PROBLEM REQUIREMENTS ▸ Every line of the material below should be repeated exactly.

EXTRACTED RECORDS ▸
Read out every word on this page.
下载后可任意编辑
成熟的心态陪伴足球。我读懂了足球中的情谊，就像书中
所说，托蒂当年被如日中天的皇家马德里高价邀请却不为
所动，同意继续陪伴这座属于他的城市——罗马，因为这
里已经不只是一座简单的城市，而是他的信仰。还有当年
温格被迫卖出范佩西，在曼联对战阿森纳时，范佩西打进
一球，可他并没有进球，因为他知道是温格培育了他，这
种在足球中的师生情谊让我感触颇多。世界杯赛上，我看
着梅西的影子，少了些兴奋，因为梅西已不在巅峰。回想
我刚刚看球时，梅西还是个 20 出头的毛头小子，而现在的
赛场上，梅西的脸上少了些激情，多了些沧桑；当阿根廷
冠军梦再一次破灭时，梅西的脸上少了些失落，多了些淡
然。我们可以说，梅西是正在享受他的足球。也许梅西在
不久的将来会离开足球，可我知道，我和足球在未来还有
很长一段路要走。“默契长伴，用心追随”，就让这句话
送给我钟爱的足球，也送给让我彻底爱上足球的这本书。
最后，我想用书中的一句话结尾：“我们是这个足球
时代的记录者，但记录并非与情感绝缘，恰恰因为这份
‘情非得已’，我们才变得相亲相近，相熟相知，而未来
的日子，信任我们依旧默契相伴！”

EXERCISE RESPONSE ▸
Read out every word on this page.
下载后可任意编辑
成熟的心态陪伴足球。我读懂了足球中的情谊，就像书中
所说，托蒂当年被如日中天的皇家马德里高价邀请却不为
所动，同意继续陪伴这座属于他的城市——罗马，因为这
里已经不只是一座简单的城市，而是他的信仰。还有当年
温格被迫卖出范佩西，在曼联对战阿森纳时，范佩西打进
一球，可他并没有进球，因为他知道是温格培育了他，这
种在足球中的师生情谊让我感触颇多。世界杯赛上，我看
着梅西的影子，少了些兴奋，因为梅西已不在巅峰。回想
我刚刚看球时，梅西还是个 20 出头的毛头小子，而现在的
赛场上，梅西的脸上少了些激情，多了些沧桑；当阿根廷
冠军梦再一次破灭时，梅西的脸上少了些失落，多了些淡
然。我们可以说，梅西是正在享受他的足球。也许梅西在
不久的将来会离开足球，可我知道，我和足球在未来还有
很长一段路要走。“默契长伴，用心追随”，就让这句话
送给我钟爱的足球，也送给让我彻底爱上足球的这本书。
最后，我想用书中的一句话结尾：“我们是这个足球
时代的记录者，但记录并非与情感绝缘，恰恰因为这份
‘情非得已’，我们才变得相亲相近，相熟相知，而未来
的日子，信任我们依旧默契相伴！”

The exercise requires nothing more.